== DATA SUPPLIED ==

○ ○ ○ ○ ○ ○ ○

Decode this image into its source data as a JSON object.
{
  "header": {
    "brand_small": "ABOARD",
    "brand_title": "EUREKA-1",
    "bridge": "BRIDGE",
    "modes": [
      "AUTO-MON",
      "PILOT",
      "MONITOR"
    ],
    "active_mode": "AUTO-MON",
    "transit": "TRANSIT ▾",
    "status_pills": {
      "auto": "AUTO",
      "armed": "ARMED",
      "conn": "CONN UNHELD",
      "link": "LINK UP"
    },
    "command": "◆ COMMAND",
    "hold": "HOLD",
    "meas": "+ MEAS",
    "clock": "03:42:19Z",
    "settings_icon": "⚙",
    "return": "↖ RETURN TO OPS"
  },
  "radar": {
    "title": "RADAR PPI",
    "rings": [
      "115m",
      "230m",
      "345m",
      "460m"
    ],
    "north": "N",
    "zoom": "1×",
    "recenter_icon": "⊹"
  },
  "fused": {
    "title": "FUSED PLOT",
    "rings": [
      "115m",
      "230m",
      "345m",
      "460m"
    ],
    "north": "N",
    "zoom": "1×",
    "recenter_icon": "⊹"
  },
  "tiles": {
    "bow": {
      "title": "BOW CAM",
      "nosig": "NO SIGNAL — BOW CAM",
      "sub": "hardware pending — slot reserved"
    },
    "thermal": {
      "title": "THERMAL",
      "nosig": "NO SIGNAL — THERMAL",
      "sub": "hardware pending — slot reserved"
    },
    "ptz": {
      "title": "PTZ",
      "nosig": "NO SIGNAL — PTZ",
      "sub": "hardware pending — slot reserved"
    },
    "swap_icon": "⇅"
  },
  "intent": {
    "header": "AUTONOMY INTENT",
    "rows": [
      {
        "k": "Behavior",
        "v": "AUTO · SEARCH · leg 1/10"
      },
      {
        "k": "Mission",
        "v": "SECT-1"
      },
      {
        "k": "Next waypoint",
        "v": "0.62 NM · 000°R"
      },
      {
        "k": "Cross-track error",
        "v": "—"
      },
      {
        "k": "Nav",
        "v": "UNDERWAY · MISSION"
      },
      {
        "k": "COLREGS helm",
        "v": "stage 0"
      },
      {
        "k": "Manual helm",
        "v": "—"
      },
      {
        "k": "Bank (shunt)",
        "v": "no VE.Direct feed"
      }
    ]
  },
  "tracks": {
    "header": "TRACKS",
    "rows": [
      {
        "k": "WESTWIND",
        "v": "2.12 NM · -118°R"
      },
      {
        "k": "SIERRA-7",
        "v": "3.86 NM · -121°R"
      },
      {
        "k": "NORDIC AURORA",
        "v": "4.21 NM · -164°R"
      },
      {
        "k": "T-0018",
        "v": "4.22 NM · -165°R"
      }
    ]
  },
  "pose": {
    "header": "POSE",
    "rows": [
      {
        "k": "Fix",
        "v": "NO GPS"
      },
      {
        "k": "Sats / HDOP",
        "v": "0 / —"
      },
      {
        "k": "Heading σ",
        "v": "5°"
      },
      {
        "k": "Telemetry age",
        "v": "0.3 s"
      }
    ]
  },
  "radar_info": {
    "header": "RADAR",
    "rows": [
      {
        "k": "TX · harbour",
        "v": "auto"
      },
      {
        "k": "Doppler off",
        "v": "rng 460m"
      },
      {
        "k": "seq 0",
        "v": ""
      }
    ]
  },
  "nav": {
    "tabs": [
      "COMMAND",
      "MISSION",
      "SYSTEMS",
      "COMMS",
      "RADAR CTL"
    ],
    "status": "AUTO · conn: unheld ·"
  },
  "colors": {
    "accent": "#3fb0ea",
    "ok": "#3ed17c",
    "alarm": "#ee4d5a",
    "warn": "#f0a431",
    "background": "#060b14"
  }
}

○ ○ ○ ○ ○ ○ ○

== TASK TO CARRY OUT ==
Scan the listing above. Gather each line that contains the word "SIGNAL".

== FINAL RESULT ==
      "nosig": "NO SIGNAL — BOW CAM",
      "nosig": "NO SIGNAL — THERMAL",
      "nosig": "NO SIGNAL — PTZ",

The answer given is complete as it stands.